Data tied to figure images
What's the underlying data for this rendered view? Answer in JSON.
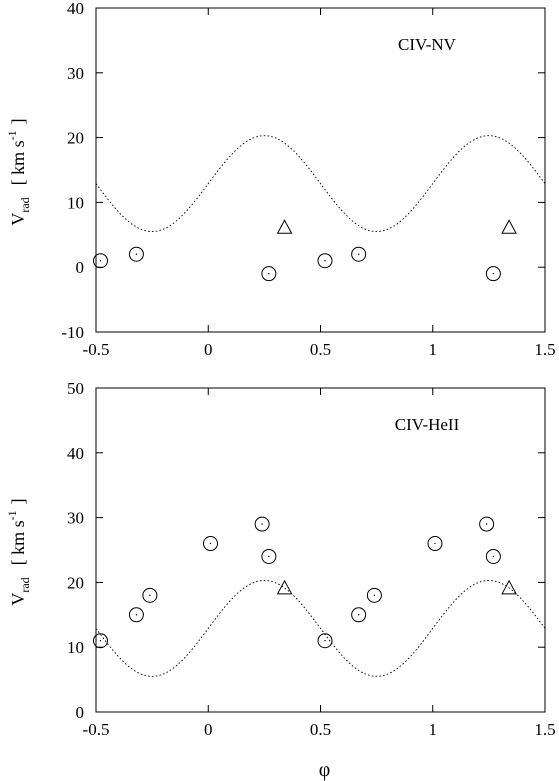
{
  "chart_data": [
    {
      "type": "scatter",
      "annotation": "CIV-NV",
      "xlabel": "",
      "ylabel": {
        "main": "V",
        "sub": "rad",
        "units": "[ km s",
        "exp": "-1",
        "close": "]"
      },
      "xlim": [
        -0.5,
        1.5
      ],
      "ylim": [
        -10,
        40
      ],
      "xticks": [
        -0.5,
        0,
        0.5,
        1,
        1.5
      ],
      "xtick_labels": [
        "-0.5",
        "0",
        "0.5",
        "1",
        "1.5"
      ],
      "yticks": [
        -10,
        0,
        10,
        20,
        30,
        40
      ],
      "ytick_labels": [
        "-10",
        "0",
        "10",
        "20",
        "30",
        "40"
      ],
      "grid": false,
      "curve": {
        "style": "dotted",
        "model": "sine",
        "mean": 12.9,
        "amplitude": 7.4,
        "period": 1,
        "phase_of_max": 0.25
      },
      "series": [
        {
          "marker": "circle",
          "x": [
            -0.48,
            -0.32,
            0.27,
            0.52,
            0.67,
            1.27
          ],
          "y": [
            1,
            2,
            -1,
            1,
            2,
            -1
          ]
        },
        {
          "marker": "triangle",
          "x": [
            0.34,
            1.34
          ],
          "y": [
            6,
            6
          ]
        }
      ]
    },
    {
      "type": "scatter",
      "annotation": "CIV-HeII",
      "xlabel": "φ",
      "ylabel": {
        "main": "V",
        "sub": "rad",
        "units": "[ km s",
        "exp": "-1",
        "close": "]"
      },
      "xlim": [
        -0.5,
        1.5
      ],
      "ylim": [
        0,
        50
      ],
      "xticks": [
        -0.5,
        0,
        0.5,
        1,
        1.5
      ],
      "xtick_labels": [
        "-0.5",
        "0",
        "0.5",
        "1",
        "1.5"
      ],
      "yticks": [
        0,
        10,
        20,
        30,
        40,
        50
      ],
      "ytick_labels": [
        "0",
        "10",
        "20",
        "30",
        "40",
        "50"
      ],
      "grid": false,
      "curve": {
        "style": "dotted",
        "model": "sine",
        "mean": 12.9,
        "amplitude": 7.4,
        "period": 1,
        "phase_of_max": 0.25
      },
      "series": [
        {
          "marker": "circle",
          "x": [
            -0.48,
            -0.32,
            -0.26,
            0.01,
            0.24,
            0.27,
            0.52,
            0.67,
            0.74,
            1.01,
            1.24,
            1.27
          ],
          "y": [
            11,
            15,
            18,
            26,
            29,
            24,
            11,
            15,
            18,
            26,
            29,
            24
          ]
        },
        {
          "marker": "triangle",
          "x": [
            0.34,
            1.34
          ],
          "y": [
            19,
            19
          ]
        }
      ]
    }
  ]
}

## What is being asked:
Without the pictures, write out every entry precisely as it appears.

## Task response:
What's the underlying data for this rendered view? Answer in JSON.
{
  "chart_data": [
    {
      "type": "scatter",
      "annotation": "CIV-NV",
      "xlabel": "",
      "ylabel": {
        "main": "V",
        "sub": "rad",
        "units": "[ km s",
        "exp": "-1",
        "close": "]"
      },
      "xlim": [
        -0.5,
        1.5
      ],
      "ylim": [
        -10,
        40
      ],
      "xticks": [
        -0.5,
        0,
        0.5,
        1,
        1.5
      ],
      "xtick_labels": [
        "-0.5",
        "0",
        "0.5",
        "1",
        "1.5"
      ],
      "yticks": [
        -10,
        0,
        10,
        20,
        30,
        40
      ],
      "ytick_labels": [
        "-10",
        "0",
        "10",
        "20",
        "30",
        "40"
      ],
      "grid": false,
      "curve": {
        "style": "dotted",
        "model": "sine",
        "mean": 12.9,
        "amplitude": 7.4,
        "period": 1,
        "phase_of_max": 0.25
      },
      "series": [
        {
          "marker": "circle",
          "x": [
            -0.48,
            -0.32,
            0.27,
            0.52,
            0.67,
            1.27
          ],
          "y": [
            1,
            2,
            -1,
            1,
            2,
            -1
          ]
        },
        {
          "marker": "triangle",
          "x": [
            0.34,
            1.34
          ],
          "y": [
            6,
            6
          ]
        }
      ]
    },
    {
      "type": "scatter",
      "annotation": "CIV-HeII",
      "xlabel": "φ",
      "ylabel": {
        "main": "V",
        "sub": "rad",
        "units": "[ km s",
        "exp": "-1",
        "close": "]"
      },
      "xlim": [
        -0.5,
        1.5
      ],
      "ylim": [
        0,
        50
      ],
      "xticks": [
        -0.5,
        0,
        0.5,
        1,
        1.5
      ],
      "xtick_labels": [
        "-0.5",
        "0",
        "0.5",
        "1",
        "1.5"
      ],
      "yticks": [
        0,
        10,
        20,
        30,
        40,
        50
      ],
      "ytick_labels": [
        "0",
        "10",
        "20",
        "30",
        "40",
        "50"
      ],
      "grid": false,
      "curve": {
        "style": "dotted",
        "model": "sine",
        "mean": 12.9,
        "amplitude": 7.4,
        "period": 1,
        "phase_of_max": 0.25
      },
      "series": [
        {
          "marker": "circle",
          "x": [
            -0.48,
            -0.32,
            -0.26,
            0.01,
            0.24,
            0.27,
            0.52,
            0.67,
            0.74,
            1.01,
            1.24,
            1.27
          ],
          "y": [
            11,
            15,
            18,
            26,
            29,
            24,
            11,
            15,
            18,
            26,
            29,
            24
          ]
        },
        {
          "marker": "triangle",
          "x": [
            0.34,
            1.34
          ],
          "y": [
            19,
            19
          ]
        }
      ]
    }
  ]
}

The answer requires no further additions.